OTel also provides a "collector", whose role is mostly to act as a proxy, relaying metrics, logs and traces from one place to another.

You can use OpenTelemetry in Kepler to export OTel metrics, that will be pushed to an OTel Collector running on the side (like a wagon), and that will export these metrics to Prometheus. This way, it's 100% compatible with the current architecture, and you don't need to rewrite your Grafana dashboards.

The benefit is that the user can easily configure the OpenTelemetry Collector to push metrics to other backends as well (Datadog, New Relic, etc.)

To answer your points:

Last but not least: it is important to follow semantic conventions. For example, you're currently exporting this metric: kepler_container_core_joules_total, which follows Prometheus conventions.

In OpenTelemetry, you will rather create a metric as:

  • type: Counter
  • name: kepler.container.core
  • unit: J (for joules)

When exported to Prometheus (using either OpenTelemetry Collector Contrib exporters for Prometheus), this metric will be converted to kepler_container_core_joules_total by the collector automatically (using the translator documented here).

Hope this helps understand OpenTelemetry!

LGTM.

btw, do you know if prometheus has any idea to consume OTel metric directly?

SamYuan1990 commented 1 year ago

I tried with https://github.com/open-telemetry/opentelemetry-go/blob/main/example/prometheus/main.go and https://github.com/open-telemetry/opentelemetry-go/blob/main/example/view/main.go it seems if we use OTel, it's nearly same as prometheus? as the output is http://localhost:2222/metrics or http://localhost:2223/metrics from the sample, hence, does it mean we can use prometheus to consume Otel directly? if we don't have sum or count type convert?

ref https://opentelemetry.io/docs/reference/specification/metrics/data-model/#point-kinds

stale[bot] commented 1 year ago

This issue has been automatically marked as stale because it has not had recent activity. It will be closed if no further activity occurs. Thank you for your contributions.

marceloamaral commented 1 year ago

@SamYuan1990 OpenTelemetry can collect metrics from Prometheus directly https://uptrace.dev/opentelemetry/prometheus-metrics.html

So, we don't need to export OpenTelemetry metrics, right?

SamYuan1990 commented 1 year ago

@SamYuan1990 OpenTelemetry can collect metrics from Prometheus directly https://uptrace.dev/opentelemetry/prometheus-metrics.html

So, we don't need to export OpenTelemetry metrics, right?

yea... but in the past, as offline discussed with @rootfs , if we are going to run kepler on edge node. (edge computing) we'd better support opentelemetry metric. as for edge node, it's better to use remote push.

marceloamaral commented 1 year ago

Humm, I was not aware of this use case. Ok, let's discuss how to move forward with this.

bertysentry commented 1 year ago

@marceloamaral In general, we all agree it's better to use the open standard that most vendors agreed on, than just one specific technology. It will make the integration with the rest of the world much smoother, and it should not add any friction when interacting with the Prometheus world.
════════════════════
(Set tasks):
**a.** Copy everything from "bertysentry commented 1" down to "the Prometheus world." in the OpenTelemetry thread, changing "open standard" to "open specification".
**b.** In the OpenTelemetry thread, what unit is given for the proposed metric kepler.container.core?

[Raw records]
════════════════════
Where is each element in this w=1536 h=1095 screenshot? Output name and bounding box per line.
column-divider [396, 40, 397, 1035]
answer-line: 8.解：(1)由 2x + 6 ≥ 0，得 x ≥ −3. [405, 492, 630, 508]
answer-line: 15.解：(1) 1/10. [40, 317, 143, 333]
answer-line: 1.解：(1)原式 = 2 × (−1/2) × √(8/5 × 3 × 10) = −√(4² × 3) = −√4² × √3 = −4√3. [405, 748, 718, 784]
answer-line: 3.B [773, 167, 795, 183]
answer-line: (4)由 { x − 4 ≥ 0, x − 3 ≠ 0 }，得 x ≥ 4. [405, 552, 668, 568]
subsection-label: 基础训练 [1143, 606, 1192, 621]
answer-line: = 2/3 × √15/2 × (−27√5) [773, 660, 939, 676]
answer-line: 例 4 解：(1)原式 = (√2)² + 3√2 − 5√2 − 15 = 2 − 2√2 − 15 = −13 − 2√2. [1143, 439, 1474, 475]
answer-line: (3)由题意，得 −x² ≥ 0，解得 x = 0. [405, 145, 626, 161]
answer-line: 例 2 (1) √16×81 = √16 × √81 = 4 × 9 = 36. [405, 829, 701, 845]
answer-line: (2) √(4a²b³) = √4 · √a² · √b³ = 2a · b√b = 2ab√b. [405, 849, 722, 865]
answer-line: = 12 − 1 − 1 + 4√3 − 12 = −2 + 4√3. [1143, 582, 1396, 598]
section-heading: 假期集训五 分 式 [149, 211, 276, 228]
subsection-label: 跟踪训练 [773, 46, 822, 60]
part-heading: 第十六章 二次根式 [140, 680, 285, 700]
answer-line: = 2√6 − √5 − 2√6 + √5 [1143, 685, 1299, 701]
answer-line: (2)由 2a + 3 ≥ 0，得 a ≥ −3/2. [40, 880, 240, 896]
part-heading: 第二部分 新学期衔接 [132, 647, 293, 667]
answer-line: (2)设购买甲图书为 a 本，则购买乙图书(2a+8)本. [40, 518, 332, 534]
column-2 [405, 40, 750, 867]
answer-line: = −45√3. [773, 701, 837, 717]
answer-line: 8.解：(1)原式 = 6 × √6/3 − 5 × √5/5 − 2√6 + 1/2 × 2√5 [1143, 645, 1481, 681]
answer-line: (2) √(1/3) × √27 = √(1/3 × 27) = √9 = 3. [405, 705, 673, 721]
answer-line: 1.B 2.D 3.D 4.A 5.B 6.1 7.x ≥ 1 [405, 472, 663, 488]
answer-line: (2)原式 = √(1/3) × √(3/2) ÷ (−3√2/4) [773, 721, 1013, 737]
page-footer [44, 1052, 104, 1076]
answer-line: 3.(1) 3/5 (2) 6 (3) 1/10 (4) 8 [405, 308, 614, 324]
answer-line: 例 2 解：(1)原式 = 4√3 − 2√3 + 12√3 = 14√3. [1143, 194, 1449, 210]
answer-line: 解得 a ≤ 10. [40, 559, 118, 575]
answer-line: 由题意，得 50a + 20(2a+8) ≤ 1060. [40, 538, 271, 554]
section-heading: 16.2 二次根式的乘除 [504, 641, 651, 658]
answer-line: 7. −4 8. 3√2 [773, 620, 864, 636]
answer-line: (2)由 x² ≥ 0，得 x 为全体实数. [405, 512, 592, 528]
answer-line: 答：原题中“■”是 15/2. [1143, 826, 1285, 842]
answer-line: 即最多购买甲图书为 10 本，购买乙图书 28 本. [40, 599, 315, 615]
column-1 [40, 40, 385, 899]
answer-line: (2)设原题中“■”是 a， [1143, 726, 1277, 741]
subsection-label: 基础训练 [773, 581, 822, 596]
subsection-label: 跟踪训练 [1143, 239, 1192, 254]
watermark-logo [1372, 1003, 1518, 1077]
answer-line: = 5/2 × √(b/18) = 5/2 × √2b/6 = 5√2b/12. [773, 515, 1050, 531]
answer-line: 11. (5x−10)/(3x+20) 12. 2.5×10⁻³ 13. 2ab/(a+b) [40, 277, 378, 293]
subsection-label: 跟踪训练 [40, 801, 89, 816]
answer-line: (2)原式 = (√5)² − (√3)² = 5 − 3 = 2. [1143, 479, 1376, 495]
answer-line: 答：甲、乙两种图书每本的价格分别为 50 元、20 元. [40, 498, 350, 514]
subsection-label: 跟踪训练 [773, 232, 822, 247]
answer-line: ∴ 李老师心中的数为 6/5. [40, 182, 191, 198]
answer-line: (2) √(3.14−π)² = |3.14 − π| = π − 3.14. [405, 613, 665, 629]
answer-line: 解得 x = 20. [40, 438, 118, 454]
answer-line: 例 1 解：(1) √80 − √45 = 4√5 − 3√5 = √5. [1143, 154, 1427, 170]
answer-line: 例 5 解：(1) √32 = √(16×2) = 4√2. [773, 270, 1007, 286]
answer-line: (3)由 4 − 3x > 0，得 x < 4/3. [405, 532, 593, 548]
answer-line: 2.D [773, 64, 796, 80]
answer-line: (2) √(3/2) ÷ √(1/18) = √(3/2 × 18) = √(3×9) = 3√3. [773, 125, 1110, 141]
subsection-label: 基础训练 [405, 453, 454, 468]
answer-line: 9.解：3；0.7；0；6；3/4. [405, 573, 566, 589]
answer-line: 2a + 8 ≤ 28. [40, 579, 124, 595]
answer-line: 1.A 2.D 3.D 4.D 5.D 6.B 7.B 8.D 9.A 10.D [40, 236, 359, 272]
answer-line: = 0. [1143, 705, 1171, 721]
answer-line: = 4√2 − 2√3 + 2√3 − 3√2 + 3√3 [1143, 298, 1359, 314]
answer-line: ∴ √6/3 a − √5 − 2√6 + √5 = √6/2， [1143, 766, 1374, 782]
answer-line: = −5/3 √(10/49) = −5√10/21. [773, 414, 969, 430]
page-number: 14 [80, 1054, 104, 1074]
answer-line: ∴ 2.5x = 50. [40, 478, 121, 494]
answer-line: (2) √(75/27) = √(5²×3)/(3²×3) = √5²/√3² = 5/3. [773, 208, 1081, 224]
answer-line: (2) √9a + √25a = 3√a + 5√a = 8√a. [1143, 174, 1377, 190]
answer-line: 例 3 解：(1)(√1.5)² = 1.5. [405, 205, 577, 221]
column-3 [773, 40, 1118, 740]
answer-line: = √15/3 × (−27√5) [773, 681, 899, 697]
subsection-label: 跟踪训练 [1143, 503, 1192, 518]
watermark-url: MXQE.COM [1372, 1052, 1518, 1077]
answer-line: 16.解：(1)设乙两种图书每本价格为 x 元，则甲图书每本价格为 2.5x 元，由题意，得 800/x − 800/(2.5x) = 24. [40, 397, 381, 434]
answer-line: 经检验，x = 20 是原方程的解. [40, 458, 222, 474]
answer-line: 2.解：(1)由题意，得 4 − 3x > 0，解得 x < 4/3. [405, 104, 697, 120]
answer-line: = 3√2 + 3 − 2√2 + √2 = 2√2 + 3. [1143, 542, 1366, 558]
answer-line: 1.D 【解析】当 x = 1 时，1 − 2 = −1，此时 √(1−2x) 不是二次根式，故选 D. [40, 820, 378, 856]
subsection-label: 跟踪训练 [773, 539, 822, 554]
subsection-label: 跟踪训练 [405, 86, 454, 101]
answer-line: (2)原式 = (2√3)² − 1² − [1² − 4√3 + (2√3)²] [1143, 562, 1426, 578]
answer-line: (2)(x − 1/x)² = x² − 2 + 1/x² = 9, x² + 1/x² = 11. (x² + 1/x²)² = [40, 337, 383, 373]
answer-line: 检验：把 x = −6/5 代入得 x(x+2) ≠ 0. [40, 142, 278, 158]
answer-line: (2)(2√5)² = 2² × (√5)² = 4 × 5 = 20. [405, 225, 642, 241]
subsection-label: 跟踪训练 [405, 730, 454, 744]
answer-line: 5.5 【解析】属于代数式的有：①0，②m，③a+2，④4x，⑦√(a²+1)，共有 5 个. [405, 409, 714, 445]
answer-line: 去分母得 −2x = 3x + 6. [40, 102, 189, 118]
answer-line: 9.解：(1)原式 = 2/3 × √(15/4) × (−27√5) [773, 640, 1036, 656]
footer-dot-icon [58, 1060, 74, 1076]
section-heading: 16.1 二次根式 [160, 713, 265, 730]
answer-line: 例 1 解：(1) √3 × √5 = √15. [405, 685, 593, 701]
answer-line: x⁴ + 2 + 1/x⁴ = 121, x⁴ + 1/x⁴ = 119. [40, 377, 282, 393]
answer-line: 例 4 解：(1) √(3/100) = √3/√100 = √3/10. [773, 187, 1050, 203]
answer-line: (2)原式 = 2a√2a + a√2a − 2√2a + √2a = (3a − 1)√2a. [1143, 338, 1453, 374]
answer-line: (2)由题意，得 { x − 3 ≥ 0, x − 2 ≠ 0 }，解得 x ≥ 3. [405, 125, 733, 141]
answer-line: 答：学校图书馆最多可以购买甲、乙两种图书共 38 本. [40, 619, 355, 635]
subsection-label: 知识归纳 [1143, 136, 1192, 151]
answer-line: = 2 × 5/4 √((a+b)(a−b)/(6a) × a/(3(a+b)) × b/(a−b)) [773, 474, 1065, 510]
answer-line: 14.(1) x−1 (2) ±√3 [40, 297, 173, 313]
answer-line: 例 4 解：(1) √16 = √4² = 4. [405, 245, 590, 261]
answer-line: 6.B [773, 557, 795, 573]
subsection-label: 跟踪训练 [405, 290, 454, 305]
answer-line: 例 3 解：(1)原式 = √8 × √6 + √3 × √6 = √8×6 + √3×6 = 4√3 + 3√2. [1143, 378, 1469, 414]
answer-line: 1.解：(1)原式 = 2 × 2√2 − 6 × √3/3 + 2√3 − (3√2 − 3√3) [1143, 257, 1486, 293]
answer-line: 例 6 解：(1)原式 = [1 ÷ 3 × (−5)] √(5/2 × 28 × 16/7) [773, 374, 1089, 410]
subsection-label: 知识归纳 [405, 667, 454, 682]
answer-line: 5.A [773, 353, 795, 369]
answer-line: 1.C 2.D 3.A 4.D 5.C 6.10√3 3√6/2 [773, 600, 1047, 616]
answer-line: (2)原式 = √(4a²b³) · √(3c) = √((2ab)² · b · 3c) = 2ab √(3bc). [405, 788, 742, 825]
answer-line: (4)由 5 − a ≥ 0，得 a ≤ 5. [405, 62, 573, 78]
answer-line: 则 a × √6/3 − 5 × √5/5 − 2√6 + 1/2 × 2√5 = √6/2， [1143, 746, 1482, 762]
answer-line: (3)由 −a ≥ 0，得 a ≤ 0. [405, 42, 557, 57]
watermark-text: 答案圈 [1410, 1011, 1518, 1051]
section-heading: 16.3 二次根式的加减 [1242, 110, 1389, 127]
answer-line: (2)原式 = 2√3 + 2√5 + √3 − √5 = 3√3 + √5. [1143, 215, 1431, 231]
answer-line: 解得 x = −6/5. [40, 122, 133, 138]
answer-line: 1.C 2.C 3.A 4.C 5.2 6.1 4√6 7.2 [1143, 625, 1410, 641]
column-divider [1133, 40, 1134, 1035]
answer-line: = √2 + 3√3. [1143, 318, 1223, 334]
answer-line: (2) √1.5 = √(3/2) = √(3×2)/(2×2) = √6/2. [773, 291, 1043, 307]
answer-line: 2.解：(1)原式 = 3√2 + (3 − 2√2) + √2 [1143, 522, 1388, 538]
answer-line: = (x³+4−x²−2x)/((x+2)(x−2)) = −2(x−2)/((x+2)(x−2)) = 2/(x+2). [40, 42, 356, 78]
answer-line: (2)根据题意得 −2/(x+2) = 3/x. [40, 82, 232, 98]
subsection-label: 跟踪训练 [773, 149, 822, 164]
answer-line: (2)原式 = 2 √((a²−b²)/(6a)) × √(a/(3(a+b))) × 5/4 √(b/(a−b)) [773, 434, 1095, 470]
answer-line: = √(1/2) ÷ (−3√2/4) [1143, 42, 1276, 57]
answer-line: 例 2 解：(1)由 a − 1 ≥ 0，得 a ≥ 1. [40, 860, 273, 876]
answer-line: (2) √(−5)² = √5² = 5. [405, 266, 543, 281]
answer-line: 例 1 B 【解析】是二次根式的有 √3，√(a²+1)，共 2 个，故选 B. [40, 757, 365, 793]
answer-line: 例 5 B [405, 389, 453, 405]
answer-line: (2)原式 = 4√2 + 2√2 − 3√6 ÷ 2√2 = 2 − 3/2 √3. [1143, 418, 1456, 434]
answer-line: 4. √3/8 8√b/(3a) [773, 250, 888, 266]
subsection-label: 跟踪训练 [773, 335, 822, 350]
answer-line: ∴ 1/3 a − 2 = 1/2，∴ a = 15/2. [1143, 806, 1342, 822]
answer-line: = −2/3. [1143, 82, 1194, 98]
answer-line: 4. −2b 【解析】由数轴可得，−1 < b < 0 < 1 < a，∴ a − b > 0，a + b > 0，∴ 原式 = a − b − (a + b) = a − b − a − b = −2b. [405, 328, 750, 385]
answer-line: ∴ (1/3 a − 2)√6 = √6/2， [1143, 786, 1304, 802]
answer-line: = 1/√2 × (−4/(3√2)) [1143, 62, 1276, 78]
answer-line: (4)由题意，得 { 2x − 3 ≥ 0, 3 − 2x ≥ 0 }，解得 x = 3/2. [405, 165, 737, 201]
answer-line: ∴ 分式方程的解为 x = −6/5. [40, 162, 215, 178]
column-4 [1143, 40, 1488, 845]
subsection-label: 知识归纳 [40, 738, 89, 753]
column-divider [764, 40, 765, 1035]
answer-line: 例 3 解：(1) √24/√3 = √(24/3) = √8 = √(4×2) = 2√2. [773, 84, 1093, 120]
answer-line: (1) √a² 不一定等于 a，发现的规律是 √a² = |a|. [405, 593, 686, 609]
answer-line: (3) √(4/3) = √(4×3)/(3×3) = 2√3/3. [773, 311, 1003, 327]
════════════════════
(Worked answers):
**a.**
bertysentry commented 1 year ago

@marceloamaral In general, we all agree it's better to use the open specification that most vendors agreed on, than just one specific technology. It will make the integration with the rest of the world much smoother, and it should not add any friction when interacting with the Prometheus world.

**b.** J, for joules.